(Dataset listings of figures)

»»

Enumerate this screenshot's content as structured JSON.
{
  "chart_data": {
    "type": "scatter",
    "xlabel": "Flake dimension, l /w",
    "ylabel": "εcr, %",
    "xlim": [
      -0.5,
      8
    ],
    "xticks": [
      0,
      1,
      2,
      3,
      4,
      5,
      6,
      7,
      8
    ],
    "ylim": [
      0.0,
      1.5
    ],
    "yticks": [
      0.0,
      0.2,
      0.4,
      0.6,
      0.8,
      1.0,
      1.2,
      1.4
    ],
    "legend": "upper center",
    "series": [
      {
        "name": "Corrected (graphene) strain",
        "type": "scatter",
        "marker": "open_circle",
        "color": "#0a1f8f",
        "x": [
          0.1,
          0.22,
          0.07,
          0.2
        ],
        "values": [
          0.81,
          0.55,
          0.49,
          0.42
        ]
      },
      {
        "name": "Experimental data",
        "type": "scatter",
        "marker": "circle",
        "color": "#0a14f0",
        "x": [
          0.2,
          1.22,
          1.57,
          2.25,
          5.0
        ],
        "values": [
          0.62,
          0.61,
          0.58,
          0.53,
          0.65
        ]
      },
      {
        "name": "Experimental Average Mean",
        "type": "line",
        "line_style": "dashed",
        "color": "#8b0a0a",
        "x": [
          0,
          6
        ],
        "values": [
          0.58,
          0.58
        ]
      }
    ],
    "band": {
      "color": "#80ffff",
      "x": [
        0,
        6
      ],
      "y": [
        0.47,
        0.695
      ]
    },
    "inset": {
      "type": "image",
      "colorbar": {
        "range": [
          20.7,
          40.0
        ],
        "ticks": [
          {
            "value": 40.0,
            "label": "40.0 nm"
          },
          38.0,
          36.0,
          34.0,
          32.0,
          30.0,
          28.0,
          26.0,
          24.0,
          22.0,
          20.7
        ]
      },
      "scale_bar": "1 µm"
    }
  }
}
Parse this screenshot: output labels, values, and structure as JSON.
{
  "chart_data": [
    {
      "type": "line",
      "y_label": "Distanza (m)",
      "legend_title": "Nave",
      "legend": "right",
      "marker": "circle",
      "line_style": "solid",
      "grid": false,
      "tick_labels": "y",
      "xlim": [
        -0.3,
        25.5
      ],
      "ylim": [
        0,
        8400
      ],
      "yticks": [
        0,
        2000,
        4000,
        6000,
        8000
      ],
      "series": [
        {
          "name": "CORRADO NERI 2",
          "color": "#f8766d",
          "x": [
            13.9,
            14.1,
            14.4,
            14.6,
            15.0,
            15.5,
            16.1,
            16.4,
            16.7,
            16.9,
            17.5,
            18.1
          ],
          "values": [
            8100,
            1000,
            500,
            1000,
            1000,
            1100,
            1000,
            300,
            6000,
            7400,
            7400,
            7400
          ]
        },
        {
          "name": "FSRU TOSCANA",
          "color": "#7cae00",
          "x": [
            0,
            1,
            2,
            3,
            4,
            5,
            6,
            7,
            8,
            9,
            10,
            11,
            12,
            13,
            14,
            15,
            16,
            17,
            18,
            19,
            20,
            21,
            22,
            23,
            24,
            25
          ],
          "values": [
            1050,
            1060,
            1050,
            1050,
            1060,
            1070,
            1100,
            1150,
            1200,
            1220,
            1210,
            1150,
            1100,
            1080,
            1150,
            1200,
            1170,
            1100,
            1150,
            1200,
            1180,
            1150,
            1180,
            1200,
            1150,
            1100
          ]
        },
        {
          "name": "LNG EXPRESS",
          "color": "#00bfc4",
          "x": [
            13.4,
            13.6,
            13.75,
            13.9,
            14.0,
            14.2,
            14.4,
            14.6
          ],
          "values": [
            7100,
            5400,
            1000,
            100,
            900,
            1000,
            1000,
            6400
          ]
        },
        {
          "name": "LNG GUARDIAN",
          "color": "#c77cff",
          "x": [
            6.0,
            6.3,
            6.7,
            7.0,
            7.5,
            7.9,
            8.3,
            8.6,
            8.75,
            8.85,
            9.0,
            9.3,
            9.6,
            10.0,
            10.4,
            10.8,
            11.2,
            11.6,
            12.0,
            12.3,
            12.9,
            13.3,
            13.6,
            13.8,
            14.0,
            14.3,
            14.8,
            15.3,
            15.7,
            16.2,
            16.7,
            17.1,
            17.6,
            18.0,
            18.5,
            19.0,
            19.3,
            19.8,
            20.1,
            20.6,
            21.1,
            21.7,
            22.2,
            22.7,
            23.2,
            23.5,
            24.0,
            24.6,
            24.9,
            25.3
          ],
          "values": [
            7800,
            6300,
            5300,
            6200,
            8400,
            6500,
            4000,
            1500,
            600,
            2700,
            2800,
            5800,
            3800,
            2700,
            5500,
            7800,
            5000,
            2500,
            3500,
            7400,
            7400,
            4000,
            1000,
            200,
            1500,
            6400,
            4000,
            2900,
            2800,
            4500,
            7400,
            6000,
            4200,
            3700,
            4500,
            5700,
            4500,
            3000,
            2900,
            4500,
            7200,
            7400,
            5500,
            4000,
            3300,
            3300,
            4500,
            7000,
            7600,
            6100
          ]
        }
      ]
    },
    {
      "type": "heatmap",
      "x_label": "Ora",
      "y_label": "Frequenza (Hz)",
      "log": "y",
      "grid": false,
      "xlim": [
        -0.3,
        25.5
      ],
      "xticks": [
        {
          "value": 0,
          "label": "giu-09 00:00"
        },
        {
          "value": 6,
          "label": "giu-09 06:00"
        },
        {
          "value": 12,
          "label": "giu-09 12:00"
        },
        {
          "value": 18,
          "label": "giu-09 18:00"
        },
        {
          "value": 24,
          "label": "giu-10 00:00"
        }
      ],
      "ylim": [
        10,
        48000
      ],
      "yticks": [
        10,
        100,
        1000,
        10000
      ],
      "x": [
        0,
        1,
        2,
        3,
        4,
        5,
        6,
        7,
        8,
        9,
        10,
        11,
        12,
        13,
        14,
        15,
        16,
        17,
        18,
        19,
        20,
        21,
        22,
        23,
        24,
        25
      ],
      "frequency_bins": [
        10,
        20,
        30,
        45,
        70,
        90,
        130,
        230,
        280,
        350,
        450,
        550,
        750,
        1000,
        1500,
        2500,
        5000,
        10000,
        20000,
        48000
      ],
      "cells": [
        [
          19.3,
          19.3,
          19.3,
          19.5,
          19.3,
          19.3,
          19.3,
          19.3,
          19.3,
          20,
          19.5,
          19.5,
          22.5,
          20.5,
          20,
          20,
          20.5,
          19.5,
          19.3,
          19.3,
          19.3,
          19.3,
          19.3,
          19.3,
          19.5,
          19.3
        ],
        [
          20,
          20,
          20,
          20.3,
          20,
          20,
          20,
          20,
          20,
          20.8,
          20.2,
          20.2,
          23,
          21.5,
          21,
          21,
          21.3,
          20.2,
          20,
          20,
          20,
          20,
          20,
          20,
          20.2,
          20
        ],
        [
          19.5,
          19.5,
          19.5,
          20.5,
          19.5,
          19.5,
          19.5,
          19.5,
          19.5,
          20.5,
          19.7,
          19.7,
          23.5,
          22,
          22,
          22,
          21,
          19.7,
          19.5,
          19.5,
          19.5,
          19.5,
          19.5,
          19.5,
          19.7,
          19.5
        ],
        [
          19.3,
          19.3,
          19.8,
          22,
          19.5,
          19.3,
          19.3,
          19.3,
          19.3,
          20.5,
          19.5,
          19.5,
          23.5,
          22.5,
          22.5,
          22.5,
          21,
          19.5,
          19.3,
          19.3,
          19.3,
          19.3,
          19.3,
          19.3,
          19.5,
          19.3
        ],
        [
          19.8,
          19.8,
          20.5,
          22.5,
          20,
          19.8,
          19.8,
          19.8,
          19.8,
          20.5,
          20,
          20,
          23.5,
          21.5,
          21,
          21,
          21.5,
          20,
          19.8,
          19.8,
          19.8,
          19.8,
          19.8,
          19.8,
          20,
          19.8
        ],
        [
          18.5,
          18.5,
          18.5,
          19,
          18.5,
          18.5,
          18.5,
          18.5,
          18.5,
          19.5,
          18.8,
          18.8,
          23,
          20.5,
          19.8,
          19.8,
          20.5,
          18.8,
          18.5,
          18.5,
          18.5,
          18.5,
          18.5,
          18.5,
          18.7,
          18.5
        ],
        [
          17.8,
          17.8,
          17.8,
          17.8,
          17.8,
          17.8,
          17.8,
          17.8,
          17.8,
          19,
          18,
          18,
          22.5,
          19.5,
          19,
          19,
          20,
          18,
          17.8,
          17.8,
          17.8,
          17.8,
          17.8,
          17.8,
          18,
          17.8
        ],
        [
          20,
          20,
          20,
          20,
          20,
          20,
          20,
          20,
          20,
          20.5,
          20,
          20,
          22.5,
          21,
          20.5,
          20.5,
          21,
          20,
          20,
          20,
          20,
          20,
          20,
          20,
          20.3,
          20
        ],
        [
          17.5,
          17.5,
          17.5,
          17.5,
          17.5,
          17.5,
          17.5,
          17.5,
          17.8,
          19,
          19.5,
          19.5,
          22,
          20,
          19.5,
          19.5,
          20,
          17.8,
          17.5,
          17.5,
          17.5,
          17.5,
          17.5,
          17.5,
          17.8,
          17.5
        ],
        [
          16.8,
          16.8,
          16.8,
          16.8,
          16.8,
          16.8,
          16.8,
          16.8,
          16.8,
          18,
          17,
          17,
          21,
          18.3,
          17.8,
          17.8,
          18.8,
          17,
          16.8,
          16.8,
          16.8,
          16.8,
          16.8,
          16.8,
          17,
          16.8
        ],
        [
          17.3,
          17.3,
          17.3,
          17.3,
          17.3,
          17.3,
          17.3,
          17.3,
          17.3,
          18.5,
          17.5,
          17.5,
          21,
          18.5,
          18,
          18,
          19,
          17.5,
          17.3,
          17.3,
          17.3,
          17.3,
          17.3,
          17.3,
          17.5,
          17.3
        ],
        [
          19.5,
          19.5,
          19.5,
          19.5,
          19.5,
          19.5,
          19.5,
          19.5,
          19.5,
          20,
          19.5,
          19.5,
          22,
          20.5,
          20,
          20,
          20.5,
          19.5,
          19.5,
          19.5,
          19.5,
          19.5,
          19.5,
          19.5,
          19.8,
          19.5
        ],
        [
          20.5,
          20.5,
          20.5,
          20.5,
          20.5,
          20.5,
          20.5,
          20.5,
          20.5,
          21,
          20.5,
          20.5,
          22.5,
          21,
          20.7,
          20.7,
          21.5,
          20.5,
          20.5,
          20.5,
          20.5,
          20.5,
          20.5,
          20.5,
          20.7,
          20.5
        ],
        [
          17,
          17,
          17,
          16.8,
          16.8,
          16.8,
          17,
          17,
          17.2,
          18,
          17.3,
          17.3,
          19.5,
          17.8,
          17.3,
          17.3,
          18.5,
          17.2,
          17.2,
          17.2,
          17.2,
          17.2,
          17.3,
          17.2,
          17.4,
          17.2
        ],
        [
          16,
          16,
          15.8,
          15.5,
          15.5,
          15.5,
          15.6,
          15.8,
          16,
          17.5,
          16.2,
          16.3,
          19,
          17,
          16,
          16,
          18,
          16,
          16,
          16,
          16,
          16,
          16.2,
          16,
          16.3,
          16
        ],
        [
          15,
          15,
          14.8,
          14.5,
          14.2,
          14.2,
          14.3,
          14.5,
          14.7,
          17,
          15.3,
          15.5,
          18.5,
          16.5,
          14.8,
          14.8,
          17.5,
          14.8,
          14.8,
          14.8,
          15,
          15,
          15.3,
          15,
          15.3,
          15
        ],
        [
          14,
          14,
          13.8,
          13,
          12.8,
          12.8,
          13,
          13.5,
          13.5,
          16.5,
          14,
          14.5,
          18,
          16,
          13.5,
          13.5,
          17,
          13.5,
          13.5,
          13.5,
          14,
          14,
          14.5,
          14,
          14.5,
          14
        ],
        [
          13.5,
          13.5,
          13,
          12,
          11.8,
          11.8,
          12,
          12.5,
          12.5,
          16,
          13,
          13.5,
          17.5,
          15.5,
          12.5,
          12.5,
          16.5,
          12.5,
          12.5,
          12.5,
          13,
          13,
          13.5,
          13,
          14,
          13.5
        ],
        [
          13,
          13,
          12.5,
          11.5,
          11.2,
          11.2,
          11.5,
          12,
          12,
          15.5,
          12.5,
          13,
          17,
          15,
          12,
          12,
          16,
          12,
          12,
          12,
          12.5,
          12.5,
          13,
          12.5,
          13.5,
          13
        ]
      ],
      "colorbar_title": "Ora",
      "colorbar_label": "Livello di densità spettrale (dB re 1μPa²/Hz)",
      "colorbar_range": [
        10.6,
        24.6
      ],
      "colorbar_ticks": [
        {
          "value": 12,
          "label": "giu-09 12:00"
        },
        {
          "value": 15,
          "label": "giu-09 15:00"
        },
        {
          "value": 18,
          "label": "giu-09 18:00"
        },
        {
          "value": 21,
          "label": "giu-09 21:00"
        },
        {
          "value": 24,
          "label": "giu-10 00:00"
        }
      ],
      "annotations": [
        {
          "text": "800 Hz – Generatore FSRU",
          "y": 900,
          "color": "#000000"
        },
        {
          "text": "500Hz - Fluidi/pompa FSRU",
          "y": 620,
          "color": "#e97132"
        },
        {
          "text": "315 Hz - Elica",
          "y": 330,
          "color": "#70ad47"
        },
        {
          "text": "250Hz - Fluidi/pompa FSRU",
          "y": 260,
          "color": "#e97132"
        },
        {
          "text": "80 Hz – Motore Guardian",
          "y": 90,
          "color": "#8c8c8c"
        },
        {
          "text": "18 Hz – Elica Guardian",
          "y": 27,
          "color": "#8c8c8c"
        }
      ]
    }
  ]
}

««

• **Exercise**: Count the lines of these entries that hold the string "marker", and give only that number.

• **Exercise solution**: 3